## WHAT YOU WILL DO
All lines in which the word "text" occurs are to be extracted.
— start of TASK INPUT —
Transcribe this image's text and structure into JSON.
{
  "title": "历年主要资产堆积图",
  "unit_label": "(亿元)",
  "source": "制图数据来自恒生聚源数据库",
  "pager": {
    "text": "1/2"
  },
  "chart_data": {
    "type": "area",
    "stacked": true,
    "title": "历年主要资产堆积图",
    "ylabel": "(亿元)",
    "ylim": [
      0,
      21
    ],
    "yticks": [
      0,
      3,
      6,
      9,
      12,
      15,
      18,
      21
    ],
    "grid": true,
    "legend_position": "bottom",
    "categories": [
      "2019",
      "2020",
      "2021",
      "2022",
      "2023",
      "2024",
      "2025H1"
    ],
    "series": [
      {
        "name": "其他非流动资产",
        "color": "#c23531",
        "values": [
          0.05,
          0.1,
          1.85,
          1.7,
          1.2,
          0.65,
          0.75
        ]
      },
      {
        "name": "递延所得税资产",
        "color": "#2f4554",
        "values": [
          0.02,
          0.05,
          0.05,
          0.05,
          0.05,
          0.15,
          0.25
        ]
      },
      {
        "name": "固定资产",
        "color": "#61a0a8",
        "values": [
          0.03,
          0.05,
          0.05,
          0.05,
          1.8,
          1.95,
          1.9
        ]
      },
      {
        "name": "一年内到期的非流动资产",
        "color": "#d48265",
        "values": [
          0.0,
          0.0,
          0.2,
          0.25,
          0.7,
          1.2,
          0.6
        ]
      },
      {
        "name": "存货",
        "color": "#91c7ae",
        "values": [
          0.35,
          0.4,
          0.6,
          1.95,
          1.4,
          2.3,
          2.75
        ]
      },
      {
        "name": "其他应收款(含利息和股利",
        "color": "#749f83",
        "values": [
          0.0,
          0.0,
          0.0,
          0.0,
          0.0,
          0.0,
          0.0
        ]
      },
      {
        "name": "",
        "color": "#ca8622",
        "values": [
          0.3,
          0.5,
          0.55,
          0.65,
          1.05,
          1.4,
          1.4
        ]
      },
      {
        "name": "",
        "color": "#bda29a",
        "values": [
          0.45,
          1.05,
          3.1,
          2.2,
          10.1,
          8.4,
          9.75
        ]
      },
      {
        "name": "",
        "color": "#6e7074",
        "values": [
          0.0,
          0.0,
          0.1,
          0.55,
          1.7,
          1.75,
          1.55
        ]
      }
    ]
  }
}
— end of TASK INPUT —
## OUTPUT FOR THIS TASK
Transcribe this image's text and structure into JSON.
    "text": "1/2"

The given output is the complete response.